#### Direction
Take every line that has the string "this" and copy it out.

#### Recorded data
________
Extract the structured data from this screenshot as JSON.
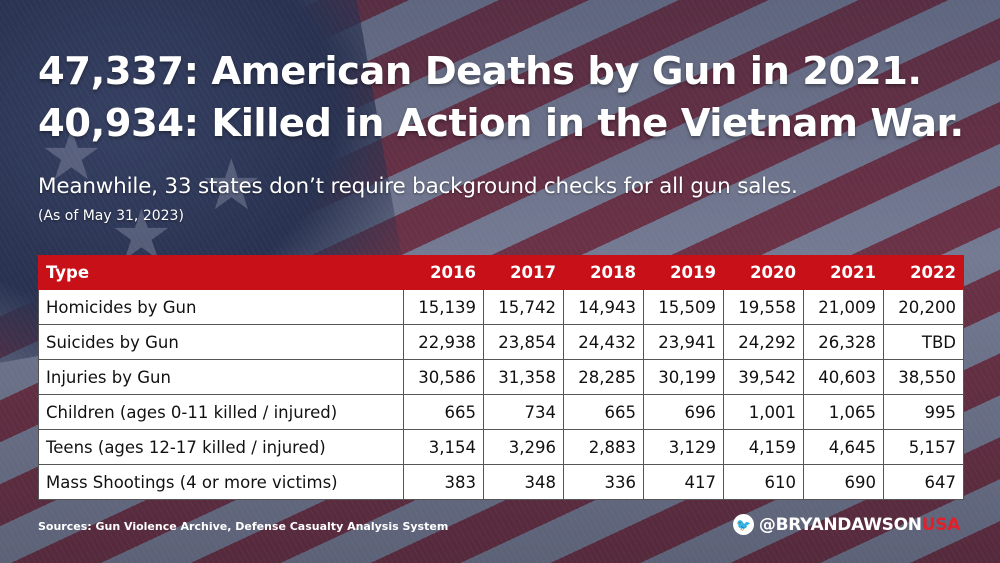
{
  "headline": {
    "line1": "47,337: American Deaths by Gun in 2021.",
    "line2": "40,934: Killed in Action in the Vietnam War."
  },
  "subheadline": "Meanwhile, 33 states don’t require background checks for all gun sales.",
  "as_of": "(As of May 31, 2023)",
  "table": {
    "headers": [
      "Type",
      "2016",
      "2017",
      "2018",
      "2019",
      "2020",
      "2021",
      "2022"
    ],
    "rows": [
      [
        "Homicides by Gun",
        "15,139",
        "15,742",
        "14,943",
        "15,509",
        "19,558",
        "21,009",
        "20,200"
      ],
      [
        "Suicides by Gun",
        "22,938",
        "23,854",
        "24,432",
        "23,941",
        "24,292",
        "26,328",
        "TBD"
      ],
      [
        "Injuries by Gun",
        "30,586",
        "31,358",
        "28,285",
        "30,199",
        "39,542",
        "40,603",
        "38,550"
      ],
      [
        "Children (ages 0-11 killed / injured)",
        "665",
        "734",
        "665",
        "696",
        "1,001",
        "1,065",
        "995"
      ],
      [
        "Teens (ages 12-17 killed / injured)",
        "3,154",
        "3,296",
        "2,883",
        "3,129",
        "4,159",
        "4,645",
        "5,157"
      ],
      [
        "Mass Shootings (4 or more victims)",
        "383",
        "348",
        "336",
        "417",
        "610",
        "690",
        "647"
      ]
    ]
  },
  "sources": "Sources: Gun Violence Archive, Defense Casualty Analysis System",
  "brand": {
    "icon": "twitter-bird-icon",
    "main": "@BRYANDAWSON",
    "accent": "USA"
  },
  "colors": {
    "header_red": "#c81018",
    "brand_red": "#e3202a",
    "text_white": "#ffffff"
  }
}
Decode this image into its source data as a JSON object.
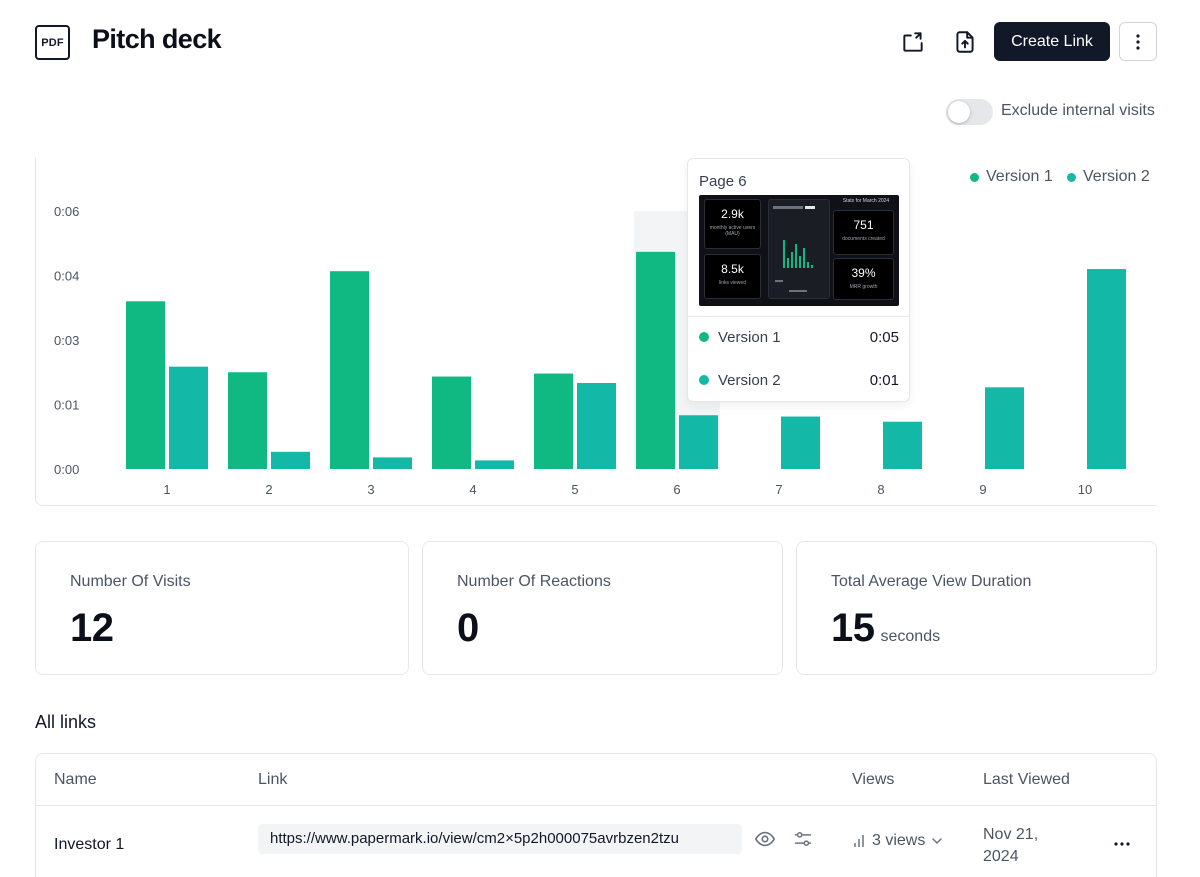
{
  "header": {
    "file_type": "PDF",
    "title": "Pitch deck",
    "create_link_label": "Create Link",
    "icons": [
      "switch-icon",
      "upload-file-icon",
      "more-vertical-icon"
    ]
  },
  "filters": {
    "exclude_internal_label": "Exclude internal visits",
    "exclude_internal_on": false
  },
  "colors": {
    "version1": "#10b981",
    "version2": "#14b8a6",
    "primary_button": "#111827"
  },
  "chart_data": {
    "type": "bar",
    "categories": [
      "1",
      "2",
      "3",
      "4",
      "5",
      "6",
      "7",
      "8",
      "9",
      "10"
    ],
    "y_ticks": [
      "0:00",
      "0:01",
      "0:03",
      "0:04",
      "0:06"
    ],
    "y_tick_seconds": [
      0,
      1.5,
      3,
      4.5,
      6
    ],
    "ylim": [
      0,
      6
    ],
    "series": [
      {
        "name": "Version 1",
        "values": [
          3.9,
          2.25,
          4.6,
          2.15,
          2.22,
          5.05,
          null,
          null,
          null,
          null
        ]
      },
      {
        "name": "Version 2",
        "values": [
          2.38,
          0.4,
          0.27,
          0.2,
          2.0,
          1.25,
          1.22,
          1.1,
          1.9,
          4.65
        ]
      }
    ],
    "highlighted_category": "6",
    "legend_position": "top-right",
    "grid": false
  },
  "tooltip": {
    "title": "Page 6",
    "rows": [
      {
        "label": "Version 1",
        "value": "0:05"
      },
      {
        "label": "Version 2",
        "value": "0:01"
      }
    ],
    "thumbnail": {
      "header": "Stats for March 2024",
      "cards": [
        {
          "value": "2.9k",
          "label": "monthly active users (MAU)"
        },
        {
          "value": "751",
          "label": "documents created"
        },
        {
          "value": "8.5k",
          "label": "links viewed"
        },
        {
          "value": "39%",
          "label": "MRR growth"
        }
      ]
    }
  },
  "stats": [
    {
      "label": "Number Of Visits",
      "value": "12",
      "unit": ""
    },
    {
      "label": "Number Of Reactions",
      "value": "0",
      "unit": ""
    },
    {
      "label": "Total Average View Duration",
      "value": "15",
      "unit": "seconds"
    }
  ],
  "links_section": {
    "title": "All links",
    "columns": [
      "Name",
      "Link",
      "Views",
      "Last Viewed"
    ],
    "rows": [
      {
        "name": "Investor 1",
        "url": "https://www.papermark.io/view/cm2×5p2h000075avrbzen2tzu",
        "views": "3 views",
        "last_viewed": "Nov 21, 2024"
      }
    ]
  }
}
________
#### Answer below
Extract the structured data from this screenshot as JSON.
Decode this image into its source data as a JSON object.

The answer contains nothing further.